▸ WHAT IS BEING ASKED
Reproduce the entries below without changes, from the start of the entries down through the line that contains "house1-label: HOUSE 1", including that line.

▸ TASK INPUT

* * * * *

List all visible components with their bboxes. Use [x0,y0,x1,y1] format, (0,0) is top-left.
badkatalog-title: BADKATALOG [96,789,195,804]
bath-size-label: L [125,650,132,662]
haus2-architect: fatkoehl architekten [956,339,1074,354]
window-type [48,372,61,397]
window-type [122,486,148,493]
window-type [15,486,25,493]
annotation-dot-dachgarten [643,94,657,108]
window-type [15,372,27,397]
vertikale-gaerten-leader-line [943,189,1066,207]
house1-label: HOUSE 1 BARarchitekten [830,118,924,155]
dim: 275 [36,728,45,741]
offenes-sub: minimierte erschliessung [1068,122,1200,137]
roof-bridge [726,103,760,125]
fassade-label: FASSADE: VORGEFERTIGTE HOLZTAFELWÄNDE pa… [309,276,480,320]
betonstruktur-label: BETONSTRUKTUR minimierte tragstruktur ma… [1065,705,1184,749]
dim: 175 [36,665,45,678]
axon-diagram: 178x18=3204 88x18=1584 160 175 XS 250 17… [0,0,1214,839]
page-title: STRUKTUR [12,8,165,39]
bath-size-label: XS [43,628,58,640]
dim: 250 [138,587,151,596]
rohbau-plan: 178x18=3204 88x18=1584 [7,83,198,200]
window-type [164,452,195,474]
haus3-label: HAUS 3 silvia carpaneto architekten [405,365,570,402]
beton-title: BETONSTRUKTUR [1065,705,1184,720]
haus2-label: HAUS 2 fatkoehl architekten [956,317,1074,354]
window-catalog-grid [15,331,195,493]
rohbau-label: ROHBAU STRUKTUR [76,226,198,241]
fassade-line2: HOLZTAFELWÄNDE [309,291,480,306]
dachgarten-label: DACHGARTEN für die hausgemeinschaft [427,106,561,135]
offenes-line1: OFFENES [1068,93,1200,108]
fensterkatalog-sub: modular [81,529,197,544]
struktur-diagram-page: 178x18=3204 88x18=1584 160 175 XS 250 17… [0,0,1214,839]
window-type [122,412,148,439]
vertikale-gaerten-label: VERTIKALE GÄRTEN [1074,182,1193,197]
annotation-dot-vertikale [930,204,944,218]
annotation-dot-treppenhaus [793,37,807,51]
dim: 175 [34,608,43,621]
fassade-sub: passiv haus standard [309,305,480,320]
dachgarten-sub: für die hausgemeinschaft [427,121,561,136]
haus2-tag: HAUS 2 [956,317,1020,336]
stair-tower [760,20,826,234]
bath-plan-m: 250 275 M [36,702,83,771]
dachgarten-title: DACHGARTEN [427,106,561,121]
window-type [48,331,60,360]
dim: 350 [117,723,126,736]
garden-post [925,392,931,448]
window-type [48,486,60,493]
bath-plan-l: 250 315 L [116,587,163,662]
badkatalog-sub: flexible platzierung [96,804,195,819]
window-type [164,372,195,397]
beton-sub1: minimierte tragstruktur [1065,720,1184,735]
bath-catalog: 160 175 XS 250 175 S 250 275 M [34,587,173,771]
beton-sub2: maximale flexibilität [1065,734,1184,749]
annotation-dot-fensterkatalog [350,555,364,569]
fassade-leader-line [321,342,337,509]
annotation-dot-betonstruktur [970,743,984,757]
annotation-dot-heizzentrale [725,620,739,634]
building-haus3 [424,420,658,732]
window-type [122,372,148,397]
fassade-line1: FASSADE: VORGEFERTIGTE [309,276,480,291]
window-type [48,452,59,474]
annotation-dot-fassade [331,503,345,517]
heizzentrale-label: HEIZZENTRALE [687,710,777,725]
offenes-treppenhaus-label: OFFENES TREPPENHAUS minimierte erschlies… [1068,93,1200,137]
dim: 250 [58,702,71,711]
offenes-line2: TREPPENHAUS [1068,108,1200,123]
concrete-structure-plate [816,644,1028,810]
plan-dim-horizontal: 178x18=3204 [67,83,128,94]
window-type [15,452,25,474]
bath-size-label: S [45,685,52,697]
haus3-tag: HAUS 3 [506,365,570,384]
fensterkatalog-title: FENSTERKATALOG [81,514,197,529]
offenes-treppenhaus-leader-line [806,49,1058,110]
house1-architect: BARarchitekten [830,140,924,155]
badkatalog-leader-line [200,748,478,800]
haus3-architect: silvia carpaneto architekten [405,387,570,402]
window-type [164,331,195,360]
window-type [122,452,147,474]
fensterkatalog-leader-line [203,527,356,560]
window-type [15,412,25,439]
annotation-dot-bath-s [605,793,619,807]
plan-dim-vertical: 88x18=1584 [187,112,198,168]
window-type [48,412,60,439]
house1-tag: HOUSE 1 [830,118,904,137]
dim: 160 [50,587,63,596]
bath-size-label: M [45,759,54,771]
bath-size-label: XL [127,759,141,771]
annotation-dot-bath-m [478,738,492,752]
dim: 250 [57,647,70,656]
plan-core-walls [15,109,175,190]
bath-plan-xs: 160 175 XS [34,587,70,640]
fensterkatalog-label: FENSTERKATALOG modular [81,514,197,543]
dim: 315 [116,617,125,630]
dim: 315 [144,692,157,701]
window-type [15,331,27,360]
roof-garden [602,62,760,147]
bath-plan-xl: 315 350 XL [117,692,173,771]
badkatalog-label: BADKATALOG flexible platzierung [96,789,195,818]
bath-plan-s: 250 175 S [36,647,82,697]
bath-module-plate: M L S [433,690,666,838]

* * * * *

▸ WRITTEN RESPONSE
List all visible components with their bboxes. Use [x0,y0,x1,y1] format, (0,0) is top-left.
badkatalog-title: BADKATALOG [96,789,195,804]
bath-size-label: L [125,650,132,662]
haus2-architect: fatkoehl architekten [956,339,1074,354]
window-type [48,372,61,397]
window-type [122,486,148,493]
window-type [15,486,25,493]
annotation-dot-dachgarten [643,94,657,108]
window-type [15,372,27,397]
vertikale-gaerten-leader-line [943,189,1066,207]
house1-label: HOUSE 1 BARarchitekten [830,118,924,155]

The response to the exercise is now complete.